Copy exactly the lines from the one containing "OCR this image." through the last line of the records, both included, and nothing more.
+++ EXERCISE MATERIALS
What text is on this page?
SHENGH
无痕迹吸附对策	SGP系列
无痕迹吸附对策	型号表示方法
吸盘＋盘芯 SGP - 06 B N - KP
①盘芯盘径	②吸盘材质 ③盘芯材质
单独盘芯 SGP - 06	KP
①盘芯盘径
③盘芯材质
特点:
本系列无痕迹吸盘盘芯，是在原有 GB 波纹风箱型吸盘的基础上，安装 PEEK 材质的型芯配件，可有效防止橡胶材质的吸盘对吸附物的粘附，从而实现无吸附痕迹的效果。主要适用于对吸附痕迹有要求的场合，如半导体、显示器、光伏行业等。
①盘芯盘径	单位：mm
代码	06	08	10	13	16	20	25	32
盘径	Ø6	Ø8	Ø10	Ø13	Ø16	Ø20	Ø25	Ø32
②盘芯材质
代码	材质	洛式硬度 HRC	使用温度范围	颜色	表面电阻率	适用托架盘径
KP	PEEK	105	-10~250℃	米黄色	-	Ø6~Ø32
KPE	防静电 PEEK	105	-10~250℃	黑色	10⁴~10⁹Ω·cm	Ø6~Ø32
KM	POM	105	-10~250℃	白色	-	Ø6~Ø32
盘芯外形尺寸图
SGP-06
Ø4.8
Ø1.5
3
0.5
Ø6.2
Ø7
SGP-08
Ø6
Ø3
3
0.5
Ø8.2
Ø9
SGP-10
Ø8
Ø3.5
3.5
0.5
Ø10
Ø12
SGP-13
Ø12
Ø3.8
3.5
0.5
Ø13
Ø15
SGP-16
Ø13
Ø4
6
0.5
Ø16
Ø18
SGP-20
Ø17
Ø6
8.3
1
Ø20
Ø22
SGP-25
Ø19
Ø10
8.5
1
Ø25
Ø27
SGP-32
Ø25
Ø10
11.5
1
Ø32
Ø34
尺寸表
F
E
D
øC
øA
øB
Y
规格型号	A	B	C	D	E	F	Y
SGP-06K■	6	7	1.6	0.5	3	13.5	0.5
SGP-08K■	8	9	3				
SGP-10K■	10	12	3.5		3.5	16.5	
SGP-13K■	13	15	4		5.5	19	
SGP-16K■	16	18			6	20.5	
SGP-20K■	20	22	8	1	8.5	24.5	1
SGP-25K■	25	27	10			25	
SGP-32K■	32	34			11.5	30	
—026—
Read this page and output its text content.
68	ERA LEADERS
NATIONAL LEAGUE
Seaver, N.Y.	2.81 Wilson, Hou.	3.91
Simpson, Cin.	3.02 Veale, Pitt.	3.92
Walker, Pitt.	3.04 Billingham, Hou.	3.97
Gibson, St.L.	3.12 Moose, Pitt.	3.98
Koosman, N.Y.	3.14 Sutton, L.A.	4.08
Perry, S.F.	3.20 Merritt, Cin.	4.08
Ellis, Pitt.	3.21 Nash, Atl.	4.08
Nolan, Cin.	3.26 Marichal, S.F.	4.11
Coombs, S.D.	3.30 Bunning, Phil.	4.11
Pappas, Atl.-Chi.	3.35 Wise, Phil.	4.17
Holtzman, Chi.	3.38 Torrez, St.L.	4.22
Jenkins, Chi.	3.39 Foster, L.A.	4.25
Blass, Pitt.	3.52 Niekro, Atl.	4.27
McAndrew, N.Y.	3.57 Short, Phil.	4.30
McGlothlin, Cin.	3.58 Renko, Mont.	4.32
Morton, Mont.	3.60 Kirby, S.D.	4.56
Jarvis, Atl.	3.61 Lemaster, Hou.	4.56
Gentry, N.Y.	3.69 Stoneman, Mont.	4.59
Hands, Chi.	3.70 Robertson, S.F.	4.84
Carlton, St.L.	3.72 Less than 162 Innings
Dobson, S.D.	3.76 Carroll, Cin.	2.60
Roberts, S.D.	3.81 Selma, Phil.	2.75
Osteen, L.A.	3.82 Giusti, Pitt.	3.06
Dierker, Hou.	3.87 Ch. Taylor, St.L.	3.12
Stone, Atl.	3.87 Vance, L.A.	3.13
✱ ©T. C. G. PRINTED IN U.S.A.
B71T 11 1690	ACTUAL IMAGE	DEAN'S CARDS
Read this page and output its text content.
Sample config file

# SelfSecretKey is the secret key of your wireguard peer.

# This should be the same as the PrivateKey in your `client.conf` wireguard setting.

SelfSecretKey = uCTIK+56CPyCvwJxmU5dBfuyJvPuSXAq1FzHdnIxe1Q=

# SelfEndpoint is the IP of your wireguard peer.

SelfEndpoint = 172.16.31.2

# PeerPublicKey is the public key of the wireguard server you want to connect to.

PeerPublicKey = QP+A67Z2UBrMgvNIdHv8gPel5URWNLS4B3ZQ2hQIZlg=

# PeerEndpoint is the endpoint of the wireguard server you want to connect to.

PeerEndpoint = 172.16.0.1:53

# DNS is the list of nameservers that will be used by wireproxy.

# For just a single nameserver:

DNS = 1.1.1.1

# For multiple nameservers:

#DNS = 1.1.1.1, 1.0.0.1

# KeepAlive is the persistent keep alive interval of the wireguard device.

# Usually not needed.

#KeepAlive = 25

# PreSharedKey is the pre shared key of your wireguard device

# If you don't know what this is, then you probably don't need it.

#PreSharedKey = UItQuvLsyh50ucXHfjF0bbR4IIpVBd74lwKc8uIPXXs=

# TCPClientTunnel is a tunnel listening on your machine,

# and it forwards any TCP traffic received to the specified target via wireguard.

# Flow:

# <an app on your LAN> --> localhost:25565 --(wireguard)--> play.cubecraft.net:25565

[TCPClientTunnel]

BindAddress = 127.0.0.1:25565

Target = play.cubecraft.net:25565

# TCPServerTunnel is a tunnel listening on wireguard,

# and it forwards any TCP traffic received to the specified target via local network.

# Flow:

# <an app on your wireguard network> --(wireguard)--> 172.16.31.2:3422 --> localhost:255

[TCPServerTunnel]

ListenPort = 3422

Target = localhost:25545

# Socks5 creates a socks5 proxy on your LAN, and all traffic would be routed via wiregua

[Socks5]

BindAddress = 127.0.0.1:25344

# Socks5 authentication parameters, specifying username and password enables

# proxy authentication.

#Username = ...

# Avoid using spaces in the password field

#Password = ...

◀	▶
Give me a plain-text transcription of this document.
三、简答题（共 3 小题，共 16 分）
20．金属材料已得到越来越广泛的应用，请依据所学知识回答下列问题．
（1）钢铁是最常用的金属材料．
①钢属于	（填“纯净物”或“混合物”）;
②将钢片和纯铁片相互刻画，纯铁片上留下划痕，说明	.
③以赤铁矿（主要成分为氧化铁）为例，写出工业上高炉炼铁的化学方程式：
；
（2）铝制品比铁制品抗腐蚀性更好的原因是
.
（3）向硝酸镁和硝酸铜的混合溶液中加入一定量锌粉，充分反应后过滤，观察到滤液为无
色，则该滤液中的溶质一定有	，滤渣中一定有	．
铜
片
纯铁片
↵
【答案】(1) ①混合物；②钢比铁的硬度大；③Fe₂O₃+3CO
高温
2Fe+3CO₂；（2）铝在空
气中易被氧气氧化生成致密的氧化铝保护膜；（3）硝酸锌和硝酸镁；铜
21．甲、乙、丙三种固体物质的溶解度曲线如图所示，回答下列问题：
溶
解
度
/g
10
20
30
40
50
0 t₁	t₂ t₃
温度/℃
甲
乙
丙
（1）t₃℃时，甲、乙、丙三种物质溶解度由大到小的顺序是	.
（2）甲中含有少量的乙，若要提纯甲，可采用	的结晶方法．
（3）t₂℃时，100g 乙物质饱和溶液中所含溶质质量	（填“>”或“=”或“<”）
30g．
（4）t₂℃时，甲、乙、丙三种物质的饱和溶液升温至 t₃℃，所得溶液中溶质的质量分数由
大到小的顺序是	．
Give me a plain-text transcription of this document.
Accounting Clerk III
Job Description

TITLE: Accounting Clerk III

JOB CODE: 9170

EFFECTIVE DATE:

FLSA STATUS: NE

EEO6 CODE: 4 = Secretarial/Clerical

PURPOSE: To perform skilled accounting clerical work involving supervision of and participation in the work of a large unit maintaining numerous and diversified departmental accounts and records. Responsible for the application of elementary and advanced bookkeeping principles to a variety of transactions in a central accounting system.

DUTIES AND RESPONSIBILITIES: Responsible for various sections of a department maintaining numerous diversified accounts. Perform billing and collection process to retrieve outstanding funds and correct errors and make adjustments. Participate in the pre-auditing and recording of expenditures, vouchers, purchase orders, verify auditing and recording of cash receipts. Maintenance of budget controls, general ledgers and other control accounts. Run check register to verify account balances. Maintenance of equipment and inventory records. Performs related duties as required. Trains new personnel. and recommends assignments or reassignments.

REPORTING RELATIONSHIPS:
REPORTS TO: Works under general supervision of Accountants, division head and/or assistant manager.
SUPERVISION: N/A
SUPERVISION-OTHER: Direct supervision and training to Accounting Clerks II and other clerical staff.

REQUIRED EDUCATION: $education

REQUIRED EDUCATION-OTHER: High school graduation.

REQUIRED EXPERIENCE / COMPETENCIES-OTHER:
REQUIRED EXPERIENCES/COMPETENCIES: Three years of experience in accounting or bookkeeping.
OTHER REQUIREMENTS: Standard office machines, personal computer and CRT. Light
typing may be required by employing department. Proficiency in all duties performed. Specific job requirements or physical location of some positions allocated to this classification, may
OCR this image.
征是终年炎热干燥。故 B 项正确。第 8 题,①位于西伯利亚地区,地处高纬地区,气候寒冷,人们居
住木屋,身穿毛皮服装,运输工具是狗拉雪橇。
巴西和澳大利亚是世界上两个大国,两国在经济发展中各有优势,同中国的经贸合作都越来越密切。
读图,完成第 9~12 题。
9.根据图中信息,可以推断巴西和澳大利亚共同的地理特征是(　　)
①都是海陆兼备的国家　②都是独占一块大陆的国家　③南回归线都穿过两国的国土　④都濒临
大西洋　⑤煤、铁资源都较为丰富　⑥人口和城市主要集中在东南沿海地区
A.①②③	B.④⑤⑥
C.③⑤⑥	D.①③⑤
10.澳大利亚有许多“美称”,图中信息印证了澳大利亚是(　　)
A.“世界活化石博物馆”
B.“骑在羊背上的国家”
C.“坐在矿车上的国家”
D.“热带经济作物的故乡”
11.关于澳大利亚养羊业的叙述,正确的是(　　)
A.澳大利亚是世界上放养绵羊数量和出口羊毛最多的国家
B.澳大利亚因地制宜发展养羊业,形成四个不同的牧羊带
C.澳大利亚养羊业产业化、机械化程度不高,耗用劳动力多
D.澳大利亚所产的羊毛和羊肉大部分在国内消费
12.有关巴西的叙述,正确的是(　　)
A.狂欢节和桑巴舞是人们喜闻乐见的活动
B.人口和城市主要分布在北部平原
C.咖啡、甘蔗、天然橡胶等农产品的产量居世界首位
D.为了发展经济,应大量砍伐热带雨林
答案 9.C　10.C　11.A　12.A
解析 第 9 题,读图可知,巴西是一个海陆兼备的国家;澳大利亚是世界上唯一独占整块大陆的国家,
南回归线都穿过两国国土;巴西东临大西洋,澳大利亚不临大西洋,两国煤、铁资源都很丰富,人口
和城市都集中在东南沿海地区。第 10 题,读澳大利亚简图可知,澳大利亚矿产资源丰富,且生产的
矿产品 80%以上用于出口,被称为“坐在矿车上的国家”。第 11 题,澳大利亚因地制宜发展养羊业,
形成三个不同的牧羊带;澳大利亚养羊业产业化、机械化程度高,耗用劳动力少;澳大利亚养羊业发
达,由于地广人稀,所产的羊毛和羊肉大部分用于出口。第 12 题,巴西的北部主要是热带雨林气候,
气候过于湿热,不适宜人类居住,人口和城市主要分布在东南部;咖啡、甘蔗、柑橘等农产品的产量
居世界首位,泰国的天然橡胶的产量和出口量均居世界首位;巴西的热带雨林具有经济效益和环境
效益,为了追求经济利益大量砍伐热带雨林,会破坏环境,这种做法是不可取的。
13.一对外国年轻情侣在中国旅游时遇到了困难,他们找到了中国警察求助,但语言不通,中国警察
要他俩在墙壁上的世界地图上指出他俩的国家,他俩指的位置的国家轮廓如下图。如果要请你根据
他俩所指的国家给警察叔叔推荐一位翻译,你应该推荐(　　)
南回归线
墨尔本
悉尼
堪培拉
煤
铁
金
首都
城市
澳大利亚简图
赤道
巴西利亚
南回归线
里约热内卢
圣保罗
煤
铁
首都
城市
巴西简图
++++++
■ OUTPUT FOR THIS TASK
OCR this image.
征是终年炎热干燥。故 B 项正确。第 8 题,①位于西伯利亚地区,地处高纬地区,气候寒冷,人们居
住木屋,身穿毛皮服装,运输工具是狗拉雪橇。
巴西和澳大利亚是世界上两个大国,两国在经济发展中各有优势,同中国的经贸合作都越来越密切。
读图,完成第 9~12 题。
9.根据图中信息,可以推断巴西和澳大利亚共同的地理特征是(　　)
①都是海陆兼备的国家　②都是独占一块大陆的国家　③南回归线都穿过两国的国土　④都濒临
大西洋　⑤煤、铁资源都较为丰富　⑥人口和城市主要集中在东南沿海地区
A.①②③	B.④⑤⑥
C.③⑤⑥	D.①③⑤
10.澳大利亚有许多“美称”,图中信息印证了澳大利亚是(　　)
A.“世界活化石博物馆”
B.“骑在羊背上的国家”
C.“坐在矿车上的国家”
D.“热带经济作物的故乡”
11.关于澳大利亚养羊业的叙述,正确的是(　　)
A.澳大利亚是世界上放养绵羊数量和出口羊毛最多的国家
B.澳大利亚因地制宜发展养羊业,形成四个不同的牧羊带
C.澳大利亚养羊业产业化、机械化程度不高,耗用劳动力多
D.澳大利亚所产的羊毛和羊肉大部分在国内消费
12.有关巴西的叙述,正确的是(　　)
A.狂欢节和桑巴舞是人们喜闻乐见的活动
B.人口和城市主要分布在北部平原
C.咖啡、甘蔗、天然橡胶等农产品的产量居世界首位
D.为了发展经济,应大量砍伐热带雨林
答案 9.C　10.C　11.A　12.A
解析 第 9 题,读图可知,巴西是一个海陆兼备的国家;澳大利亚是世界上唯一独占整块大陆的国家,
南回归线都穿过两国国土;巴西东临大西洋,澳大利亚不临大西洋,两国煤、铁资源都很丰富,人口
和城市都集中在东南沿海地区。第 10 题,读澳大利亚简图可知,澳大利亚矿产资源丰富,且生产的
矿产品 80%以上用于出口,被称为“坐在矿车上的国家”。第 11 题,澳大利亚因地制宜发展养羊业,
形成三个不同的牧羊带;澳大利亚养羊业产业化、机械化程度高,耗用劳动力少;澳大利亚养羊业发
达,由于地广人稀,所产的羊毛和羊肉大部分用于出口。第 12 题,巴西的北部主要是热带雨林气候,
气候过于湿热,不适宜人类居住,人口和城市主要分布在东南部;咖啡、甘蔗、柑橘等农产品的产量
居世界首位,泰国的天然橡胶的产量和出口量均居世界首位;巴西的热带雨林具有经济效益和环境
效益,为了追求经济利益大量砍伐热带雨林,会破坏环境,这种做法是不可取的。
13.一对外国年轻情侣在中国旅游时遇到了困难,他们找到了中国警察求助,但语言不通,中国警察
要他俩在墙壁上的世界地图上指出他俩的国家,他俩指的位置的国家轮廓如下图。如果要请你根据
他俩所指的国家给警察叔叔推荐一位翻译,你应该推荐(　　)
南回归线
墨尔本
悉尼
堪培拉
煤
铁
金
首都
城市
澳大利亚简图
赤道
巴西利亚
南回归线
里约热内卢
圣保罗
煤
铁
首都
城市
巴西简图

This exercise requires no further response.